LISTING start
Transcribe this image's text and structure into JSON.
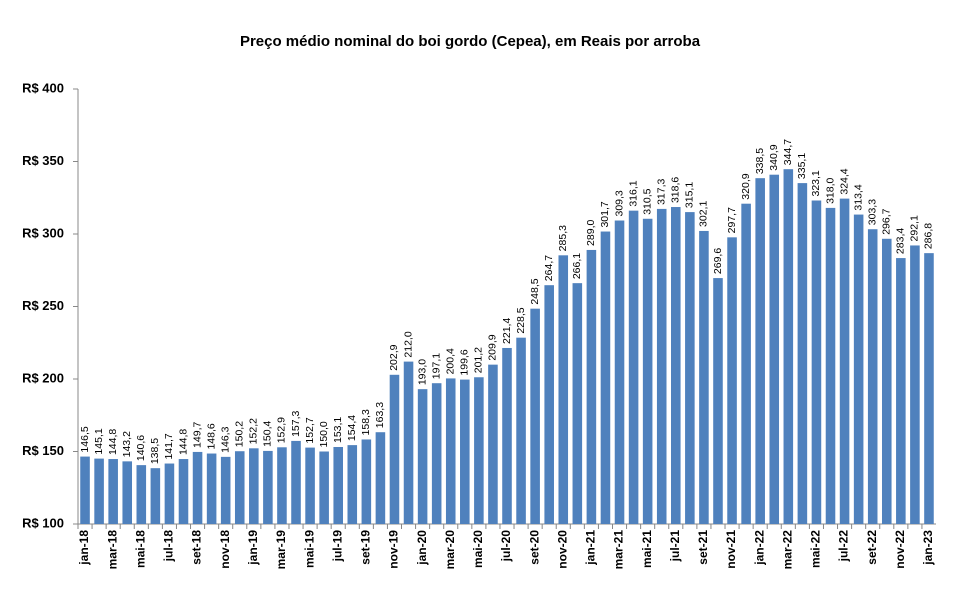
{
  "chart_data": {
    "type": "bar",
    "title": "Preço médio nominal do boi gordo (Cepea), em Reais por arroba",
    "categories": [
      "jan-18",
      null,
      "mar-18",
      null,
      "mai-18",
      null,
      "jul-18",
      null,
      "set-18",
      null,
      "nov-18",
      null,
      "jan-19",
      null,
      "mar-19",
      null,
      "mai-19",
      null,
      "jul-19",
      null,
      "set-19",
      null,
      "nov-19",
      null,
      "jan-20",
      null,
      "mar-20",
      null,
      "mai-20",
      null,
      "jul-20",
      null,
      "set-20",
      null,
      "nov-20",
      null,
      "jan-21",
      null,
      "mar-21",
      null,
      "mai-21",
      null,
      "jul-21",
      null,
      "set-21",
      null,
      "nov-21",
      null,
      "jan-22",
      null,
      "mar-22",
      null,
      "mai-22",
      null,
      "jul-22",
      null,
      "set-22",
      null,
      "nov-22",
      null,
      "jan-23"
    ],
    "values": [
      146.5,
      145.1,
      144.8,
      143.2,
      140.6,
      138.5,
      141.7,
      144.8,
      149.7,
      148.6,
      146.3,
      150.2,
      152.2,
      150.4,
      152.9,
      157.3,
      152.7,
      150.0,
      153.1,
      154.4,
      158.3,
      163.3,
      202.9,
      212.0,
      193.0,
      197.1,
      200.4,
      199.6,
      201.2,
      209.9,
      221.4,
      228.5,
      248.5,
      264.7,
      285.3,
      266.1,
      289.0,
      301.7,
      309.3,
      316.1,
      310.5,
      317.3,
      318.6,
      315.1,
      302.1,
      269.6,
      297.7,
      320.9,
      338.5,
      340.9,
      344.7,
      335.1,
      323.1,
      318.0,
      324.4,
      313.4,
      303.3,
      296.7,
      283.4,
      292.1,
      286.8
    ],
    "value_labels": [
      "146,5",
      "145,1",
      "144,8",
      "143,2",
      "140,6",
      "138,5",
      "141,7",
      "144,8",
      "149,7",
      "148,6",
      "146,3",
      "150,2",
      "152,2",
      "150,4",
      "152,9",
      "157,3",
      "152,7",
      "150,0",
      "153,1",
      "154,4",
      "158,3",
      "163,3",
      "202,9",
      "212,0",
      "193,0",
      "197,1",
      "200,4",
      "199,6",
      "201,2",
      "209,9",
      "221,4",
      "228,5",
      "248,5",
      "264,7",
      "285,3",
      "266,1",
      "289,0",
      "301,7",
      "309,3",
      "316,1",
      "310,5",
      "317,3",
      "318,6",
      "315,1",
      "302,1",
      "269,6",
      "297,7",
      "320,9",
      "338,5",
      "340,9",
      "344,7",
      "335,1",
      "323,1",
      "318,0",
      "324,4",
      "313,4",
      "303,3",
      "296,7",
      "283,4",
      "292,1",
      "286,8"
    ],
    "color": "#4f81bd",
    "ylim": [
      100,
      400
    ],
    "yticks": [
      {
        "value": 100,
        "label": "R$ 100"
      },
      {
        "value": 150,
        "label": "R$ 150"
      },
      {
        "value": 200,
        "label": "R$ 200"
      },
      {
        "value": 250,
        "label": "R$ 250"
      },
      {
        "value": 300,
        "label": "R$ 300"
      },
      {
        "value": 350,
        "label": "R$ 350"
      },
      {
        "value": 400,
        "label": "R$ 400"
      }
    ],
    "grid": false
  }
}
LISTING end
LISTING start
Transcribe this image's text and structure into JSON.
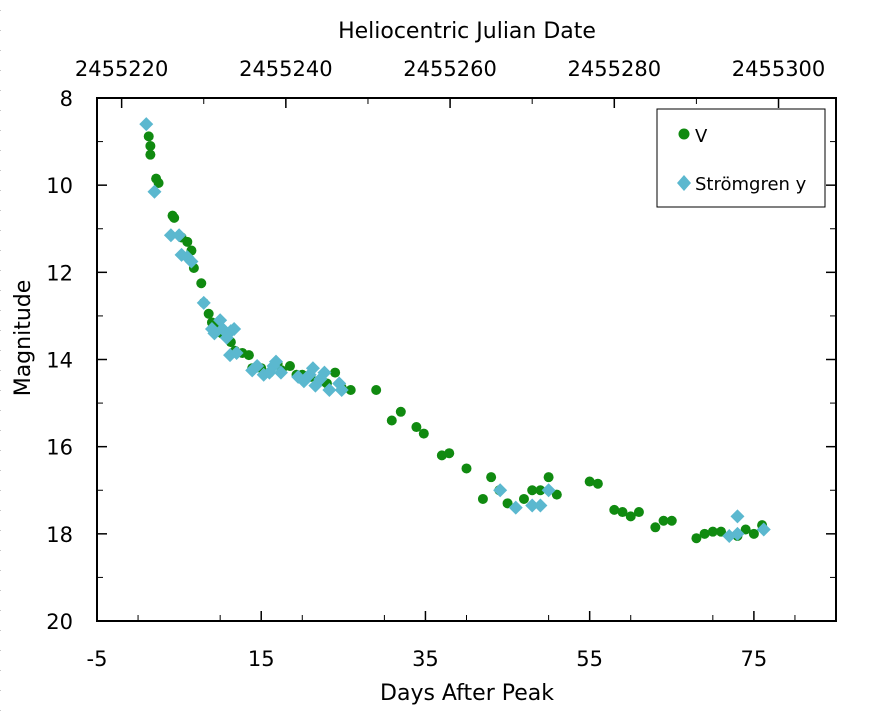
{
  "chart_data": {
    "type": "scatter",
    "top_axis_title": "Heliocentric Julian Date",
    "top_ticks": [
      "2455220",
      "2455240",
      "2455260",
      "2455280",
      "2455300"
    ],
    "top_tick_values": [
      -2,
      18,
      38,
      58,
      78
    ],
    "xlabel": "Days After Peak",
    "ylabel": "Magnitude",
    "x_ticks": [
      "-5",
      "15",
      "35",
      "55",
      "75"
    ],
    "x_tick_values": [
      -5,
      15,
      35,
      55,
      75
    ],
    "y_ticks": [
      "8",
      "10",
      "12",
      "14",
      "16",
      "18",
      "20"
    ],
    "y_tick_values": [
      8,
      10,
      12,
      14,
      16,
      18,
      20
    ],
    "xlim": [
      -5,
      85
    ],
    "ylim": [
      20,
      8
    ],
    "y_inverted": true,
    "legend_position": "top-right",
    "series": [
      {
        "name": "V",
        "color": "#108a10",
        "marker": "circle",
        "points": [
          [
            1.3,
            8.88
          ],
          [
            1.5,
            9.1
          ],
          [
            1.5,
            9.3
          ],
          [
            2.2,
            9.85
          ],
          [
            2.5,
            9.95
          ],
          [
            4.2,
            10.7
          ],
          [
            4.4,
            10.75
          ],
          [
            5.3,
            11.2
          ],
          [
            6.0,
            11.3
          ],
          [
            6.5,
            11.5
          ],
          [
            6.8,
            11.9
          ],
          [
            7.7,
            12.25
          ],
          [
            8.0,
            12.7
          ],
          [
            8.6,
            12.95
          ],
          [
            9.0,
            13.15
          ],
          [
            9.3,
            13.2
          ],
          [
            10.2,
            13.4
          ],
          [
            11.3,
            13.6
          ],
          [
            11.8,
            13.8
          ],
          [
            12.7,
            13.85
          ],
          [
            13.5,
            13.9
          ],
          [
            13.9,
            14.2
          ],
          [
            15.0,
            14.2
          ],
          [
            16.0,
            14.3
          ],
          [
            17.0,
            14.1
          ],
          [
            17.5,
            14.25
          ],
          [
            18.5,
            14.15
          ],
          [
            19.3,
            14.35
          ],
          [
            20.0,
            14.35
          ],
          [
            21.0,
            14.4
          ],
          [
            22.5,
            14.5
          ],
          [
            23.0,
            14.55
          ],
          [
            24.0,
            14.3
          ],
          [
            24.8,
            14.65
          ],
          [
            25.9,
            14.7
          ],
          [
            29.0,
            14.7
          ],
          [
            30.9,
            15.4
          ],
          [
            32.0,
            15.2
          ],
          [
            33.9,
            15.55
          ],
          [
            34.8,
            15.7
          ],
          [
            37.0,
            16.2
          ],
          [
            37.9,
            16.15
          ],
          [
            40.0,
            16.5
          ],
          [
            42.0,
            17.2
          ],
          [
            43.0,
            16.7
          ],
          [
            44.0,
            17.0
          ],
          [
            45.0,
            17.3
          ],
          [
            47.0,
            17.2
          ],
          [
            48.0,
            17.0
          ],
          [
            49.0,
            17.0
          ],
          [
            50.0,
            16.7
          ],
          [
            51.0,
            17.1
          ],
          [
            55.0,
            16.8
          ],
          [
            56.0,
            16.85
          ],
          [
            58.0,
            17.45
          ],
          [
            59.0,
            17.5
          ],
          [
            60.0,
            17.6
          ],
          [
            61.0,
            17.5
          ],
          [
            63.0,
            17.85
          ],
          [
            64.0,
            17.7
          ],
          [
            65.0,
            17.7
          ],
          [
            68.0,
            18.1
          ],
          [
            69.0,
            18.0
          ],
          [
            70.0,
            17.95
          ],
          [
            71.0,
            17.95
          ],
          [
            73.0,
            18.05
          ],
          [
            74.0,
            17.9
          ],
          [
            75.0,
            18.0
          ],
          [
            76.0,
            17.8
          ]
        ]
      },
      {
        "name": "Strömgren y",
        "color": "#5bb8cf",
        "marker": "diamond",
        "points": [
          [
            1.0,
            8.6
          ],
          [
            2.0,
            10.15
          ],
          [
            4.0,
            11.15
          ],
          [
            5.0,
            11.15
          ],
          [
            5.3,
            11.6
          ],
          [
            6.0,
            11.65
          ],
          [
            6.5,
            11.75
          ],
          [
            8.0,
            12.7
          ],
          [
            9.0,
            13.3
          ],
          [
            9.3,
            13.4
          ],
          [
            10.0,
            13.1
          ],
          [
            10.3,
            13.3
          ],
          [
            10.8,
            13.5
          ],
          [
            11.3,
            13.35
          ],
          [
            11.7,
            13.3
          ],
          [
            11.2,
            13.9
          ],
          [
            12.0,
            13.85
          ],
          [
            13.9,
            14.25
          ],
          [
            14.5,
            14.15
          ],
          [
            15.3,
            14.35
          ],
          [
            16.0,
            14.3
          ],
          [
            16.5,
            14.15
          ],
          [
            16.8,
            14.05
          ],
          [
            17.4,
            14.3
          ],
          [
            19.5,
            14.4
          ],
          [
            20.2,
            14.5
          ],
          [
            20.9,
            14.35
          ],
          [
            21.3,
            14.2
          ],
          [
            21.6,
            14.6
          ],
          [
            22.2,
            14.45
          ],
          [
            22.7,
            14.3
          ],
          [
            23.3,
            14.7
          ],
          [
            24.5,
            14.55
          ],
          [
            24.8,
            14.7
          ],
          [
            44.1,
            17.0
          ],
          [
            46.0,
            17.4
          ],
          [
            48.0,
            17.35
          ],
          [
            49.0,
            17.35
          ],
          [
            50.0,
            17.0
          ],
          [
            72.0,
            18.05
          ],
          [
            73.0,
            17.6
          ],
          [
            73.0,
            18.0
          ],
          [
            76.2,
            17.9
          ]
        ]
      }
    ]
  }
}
LISTING end
- TASK DESCRIPTION: Above are the records. Identify each line that contains the word "color".

- THE RESULT:
    "color": "#4f81bd",
        "color": "#108a10",
        "color": "#5bb8cf",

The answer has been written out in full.